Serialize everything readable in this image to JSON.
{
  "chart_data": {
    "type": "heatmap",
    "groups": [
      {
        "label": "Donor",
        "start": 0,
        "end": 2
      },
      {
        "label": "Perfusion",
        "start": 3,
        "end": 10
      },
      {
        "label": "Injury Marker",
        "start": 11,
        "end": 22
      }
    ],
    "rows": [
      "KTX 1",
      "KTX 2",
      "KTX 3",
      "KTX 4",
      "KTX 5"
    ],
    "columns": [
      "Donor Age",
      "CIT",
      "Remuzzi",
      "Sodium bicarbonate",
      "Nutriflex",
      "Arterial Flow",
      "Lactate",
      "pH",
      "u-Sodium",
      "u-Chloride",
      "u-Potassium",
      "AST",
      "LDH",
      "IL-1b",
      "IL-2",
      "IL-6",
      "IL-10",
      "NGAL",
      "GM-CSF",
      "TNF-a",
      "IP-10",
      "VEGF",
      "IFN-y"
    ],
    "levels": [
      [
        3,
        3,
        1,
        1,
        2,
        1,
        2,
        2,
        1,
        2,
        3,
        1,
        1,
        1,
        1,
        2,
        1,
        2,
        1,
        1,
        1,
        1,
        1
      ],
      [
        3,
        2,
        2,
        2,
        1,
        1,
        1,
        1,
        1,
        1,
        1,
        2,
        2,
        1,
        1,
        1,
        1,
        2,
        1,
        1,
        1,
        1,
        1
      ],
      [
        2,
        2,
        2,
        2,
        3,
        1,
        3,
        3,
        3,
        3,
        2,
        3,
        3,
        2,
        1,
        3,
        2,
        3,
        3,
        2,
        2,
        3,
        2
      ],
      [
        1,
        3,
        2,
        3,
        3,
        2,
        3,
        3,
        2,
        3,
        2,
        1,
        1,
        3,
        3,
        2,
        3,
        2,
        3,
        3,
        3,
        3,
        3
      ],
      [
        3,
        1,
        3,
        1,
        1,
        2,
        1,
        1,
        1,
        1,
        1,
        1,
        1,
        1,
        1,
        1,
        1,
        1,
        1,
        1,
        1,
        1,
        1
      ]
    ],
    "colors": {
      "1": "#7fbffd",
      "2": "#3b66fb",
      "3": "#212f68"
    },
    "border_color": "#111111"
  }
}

◆ ◆ ◆ ◆ ◆

Take the entries and copy them out exactly.

Serialize everything readable in this image to JSON.
{
  "chart_data": {
    "type": "heatmap",
    "groups": [
      {
        "label": "Donor",
        "start": 0,
        "end": 2
      },
      {
        "label": "Perfusion",
        "start": 3,
        "end": 10
      },
      {
        "label": "Injury Marker",
        "start": 11,
        "end": 22
      }
    ],
    "rows": [
      "KTX 1",
      "KTX 2",
      "KTX 3",
      "KTX 4",
      "KTX 5"
    ],
    "columns": [
      "Donor Age",
      "CIT",
      "Remuzzi",
      "Sodium bicarbonate",
      "Nutriflex",
      "Arterial Flow",
      "Lactate",
      "pH",
      "u-Sodium",
      "u-Chloride",
      "u-Potassium",
      "AST",
      "LDH",
      "IL-1b",
      "IL-2",
      "IL-6",
      "IL-10",
      "NGAL",
      "GM-CSF",
      "TNF-a",
      "IP-10",
      "VEGF",
      "IFN-y"
    ],
    "levels": [
      [
        3,
        3,
        1,
        1,
        2,
        1,
        2,
        2,
        1,
        2,
        3,
        1,
        1,
        1,
        1,
        2,
        1,
        2,
        1,
        1,
        1,
        1,
        1
      ],
      [
        3,
        2,
        2,
        2,
        1,
        1,
        1,
        1,
        1,
        1,
        1,
        2,
        2,
        1,
        1,
        1,
        1,
        2,
        1,
        1,
        1,
        1,
        1
      ],
      [
        2,
        2,
        2,
        2,
        3,
        1,
        3,
        3,
        3,
        3,
        2,
        3,
        3,
        2,
        1,
        3,
        2,
        3,
        3,
        2,
        2,
        3,
        2
      ],
      [
        1,
        3,
        2,
        3,
        3,
        2,
        3,
        3,
        2,
        3,
        2,
        1,
        1,
        3,
        3,
        2,
        3,
        2,
        3,
        3,
        3,
        3,
        3
      ],
      [
        3,
        1,
        3,
        1,
        1,
        2,
        1,
        1,
        1,
        1,
        1,
        1,
        1,
        1,
        1,
        1,
        1,
        1,
        1,
        1,
        1,
        1,
        1
      ]
    ],
    "colors": {
      "1": "#7fbffd",
      "2": "#3b66fb",
      "3": "#212f68"
    },
    "border_color": "#111111"
  }
}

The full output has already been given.